**PROMPT**
Print out each record below, unaltered and complete, without its images.

**DATASET RECORDS**
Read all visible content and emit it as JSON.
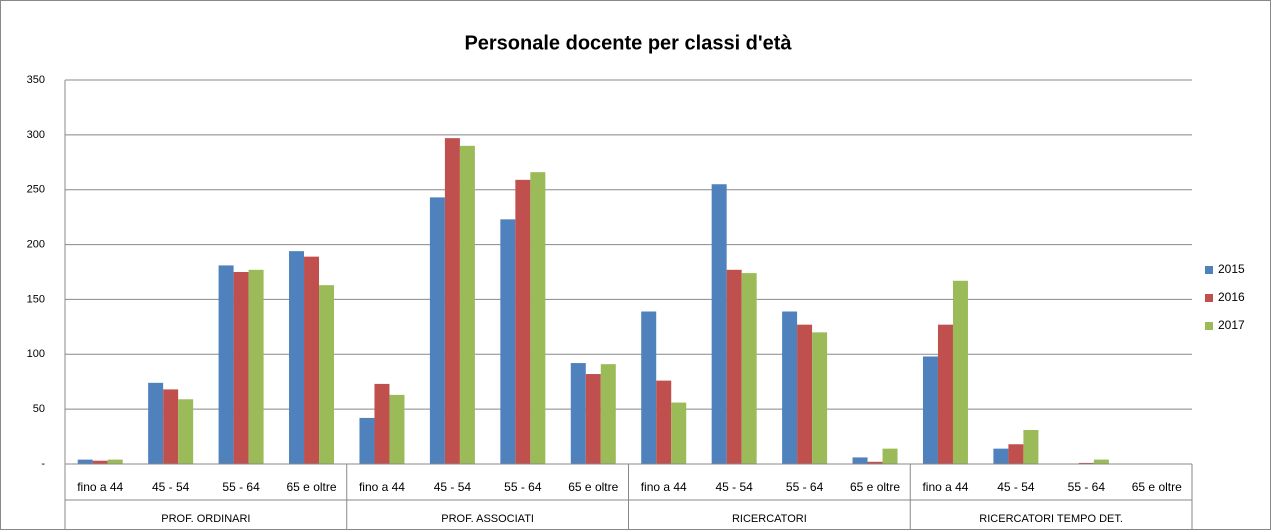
{
  "chart_data": {
    "type": "bar",
    "title": "Personale docente per classi d'età",
    "categories": [
      "fino a 44",
      "45 - 54",
      "55 - 64",
      "65 e oltre",
      "fino a 44",
      "45 - 54",
      "55 - 64",
      "65 e oltre",
      "fino a 44",
      "45 - 54",
      "55 - 64",
      "65 e oltre",
      "fino a 44",
      "45 - 54",
      "55 - 64",
      "65 e oltre"
    ],
    "groups": [
      "PROF. ORDINARI",
      "PROF. ASSOCIATI",
      "RICERCATORI",
      "RICERCATORI TEMPO DET."
    ],
    "series": [
      {
        "name": "2015",
        "color": "#4f81bd",
        "values": [
          4,
          74,
          181,
          194,
          42,
          243,
          223,
          92,
          139,
          255,
          139,
          6,
          98,
          14,
          0,
          0
        ]
      },
      {
        "name": "2016",
        "color": "#c0504d",
        "values": [
          3,
          68,
          175,
          189,
          73,
          297,
          259,
          82,
          76,
          177,
          127,
          2,
          127,
          18,
          1,
          0
        ]
      },
      {
        "name": "2017",
        "color": "#9bbb59",
        "values": [
          4,
          59,
          177,
          163,
          63,
          290,
          266,
          91,
          56,
          174,
          120,
          14,
          167,
          31,
          4,
          0
        ]
      }
    ],
    "ylim": [
      0,
      350
    ],
    "yticks": [
      {
        "value": 0,
        "label": "-"
      },
      50,
      100,
      150,
      200,
      250,
      300,
      350
    ],
    "grid": true,
    "legend": "right"
  }
}
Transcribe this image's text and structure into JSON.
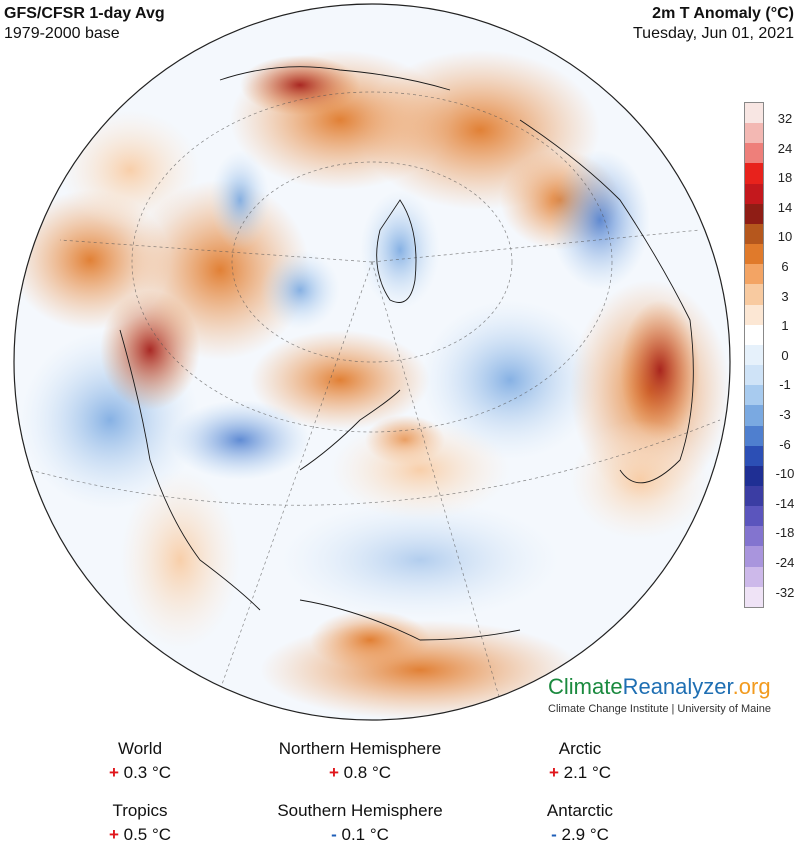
{
  "header": {
    "title_left": "GFS/CFSR 1-day Avg",
    "base_left": "1979-2000 base",
    "title_right": "2m T Anomaly (°C)",
    "date_right": "Tuesday, Jun 01, 2021"
  },
  "scale": {
    "ticks": [
      "32",
      "24",
      "18",
      "14",
      "10",
      "6",
      "3",
      "1",
      "0",
      "-1",
      "-3",
      "-6",
      "-10",
      "-14",
      "-18",
      "-24",
      "-32"
    ],
    "colors": [
      "#f8e6e3",
      "#f3b8b3",
      "#ee7f7a",
      "#e8221c",
      "#c4181d",
      "#8f1d15",
      "#b5571d",
      "#e07a2b",
      "#f3a464",
      "#f8caa0",
      "#fce7d4",
      "#ffffff",
      "#e6f1fb",
      "#cfe3f7",
      "#a8cbef",
      "#7aa9e1",
      "#4f7fcf",
      "#2c4fb5",
      "#1f2f94",
      "#3b3da3",
      "#5b55bd",
      "#8374cf",
      "#a995dd",
      "#cdb9ea",
      "#efe3f6"
    ]
  },
  "brand": {
    "part1": "Climate",
    "part2": "Reanalyzer",
    "part3": ".org",
    "subtitle": "Climate Change Institute | University of Maine"
  },
  "stats": {
    "world": {
      "label": "World",
      "sign": "+",
      "value": "0.3 °C"
    },
    "nh": {
      "label": "Northern Hemisphere",
      "sign": "+",
      "value": "0.8 °C"
    },
    "arctic": {
      "label": "Arctic",
      "sign": "+",
      "value": "2.1 °C"
    },
    "tropics": {
      "label": "Tropics",
      "sign": "+",
      "value": "0.5 °C"
    },
    "sh": {
      "label": "Southern Hemisphere",
      "sign": "-",
      "value": "0.1 °C"
    },
    "antarctic": {
      "label": "Antarctic",
      "sign": "-",
      "value": "2.9 °C"
    }
  }
}
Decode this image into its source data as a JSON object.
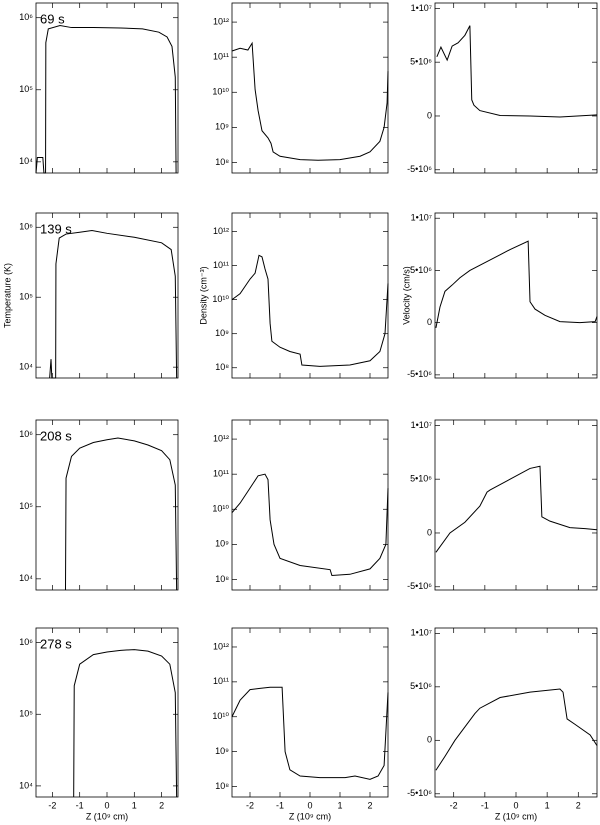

**PROBLEM SOLUTION**
Read all visible content and emit it as JSON.
{
  "chart_data": {
    "type": "bar",
    "title": "Personale docente per classi d'età",
    "categories": [
      "fino a 44",
      "45 - 54",
      "55 - 64",
      "65 e oltre",
      "fino a 44",
      "45 - 54",
      "55 - 64",
      "65 e oltre",
      "fino a 44",
      "45 - 54",
      "55 - 64",
      "65 e oltre",
      "fino a 44",
      "45 - 54",
      "55 - 64",
      "65 e oltre"
    ],
    "groups": [
      "PROF. ORDINARI",
      "PROF. ASSOCIATI",
      "RICERCATORI",
      "RICERCATORI TEMPO DET."
    ],
    "series": [
      {
        "name": "2015",
        "color": "#4f81bd",
        "values": [
          4,
          74,
          181,
          194,
          42,
          243,
          223,
          92,
          139,
          255,
          139,
          6,
          98,
          14,
          0,
          0
        ]
      },
      {
        "name": "2016",
        "color": "#c0504d",
        "values": [
          3,
          68,
          175,
          189,
          73,
          297,
          259,
          82,
          76,
          177,
          127,
          2,
          127,
          18,
          1,
          0
        ]
      },
      {
        "name": "2017",
        "color": "#9bbb59",
        "values": [
          4,
          59,
          177,
          163,
          63,
          290,
          266,
          91,
          56,
          174,
          120,
          14,
          167,
          31,
          4,
          0
        ]
      }
    ],
    "ylim": [
      0,
      350
    ],
    "yticks": [
      {
        "value": 0,
        "label": "-"
      },
      50,
      100,
      150,
      200,
      250,
      300,
      350
    ],
    "grid": true,
    "legend": "right"
  }
}
Transcribe this image's text and structure into JSON.
{
  "header": {
    "title_left": "GFS/CFSR 1-day Avg",
    "base_left": "1979-2000 base",
    "title_right": "2m T Anomaly (°C)",
    "date_right": "Tuesday, Jun 01, 2021"
  },
  "scale": {
    "ticks": [
      "32",
      "24",
      "18",
      "14",
      "10",
      "6",
      "3",
      "1",
      "0",
      "-1",
      "-3",
      "-6",
      "-10",
      "-14",
      "-18",
      "-24",
      "-32"
    ],
    "colors": [
      "#f8e6e3",
      "#f3b8b3",
      "#ee7f7a",
      "#e8221c",
      "#c4181d",
      "#8f1d15",
      "#b5571d",
      "#e07a2b",
      "#f3a464",
      "#f8caa0",
      "#fce7d4",
      "#ffffff",
      "#e6f1fb",
      "#cfe3f7",
      "#a8cbef",
      "#7aa9e1",
      "#4f7fcf",
      "#2c4fb5",
      "#1f2f94",
      "#3b3da3",
      "#5b55bd",
      "#8374cf",
      "#a995dd",
      "#cdb9ea",
      "#efe3f6"
    ]
  },
  "brand": {
    "part1": "Climate",
    "part2": "Reanalyzer",
    "part3": ".org",
    "subtitle": "Climate Change Institute | University of Maine"
  },
  "stats": {
    "world": {
      "label": "World",
      "sign": "+",
      "value": "0.3 °C"
    },
    "nh": {
      "label": "Northern Hemisphere",
      "sign": "+",
      "value": "0.8 °C"
    },
    "arctic": {
      "label": "Arctic",
      "sign": "+",
      "value": "2.1 °C"
    },
    "tropics": {
      "label": "Tropics",
      "sign": "+",
      "value": "0.5 °C"
    },
    "sh": {
      "label": "Southern Hemisphere",
      "sign": "-",
      "value": "0.1 °C"
    },
    "antarctic": {
      "label": "Antarctic",
      "sign": "-",
      "value": "2.9 °C"
    }
  }
}
Decode this image into its source data as a JSON object.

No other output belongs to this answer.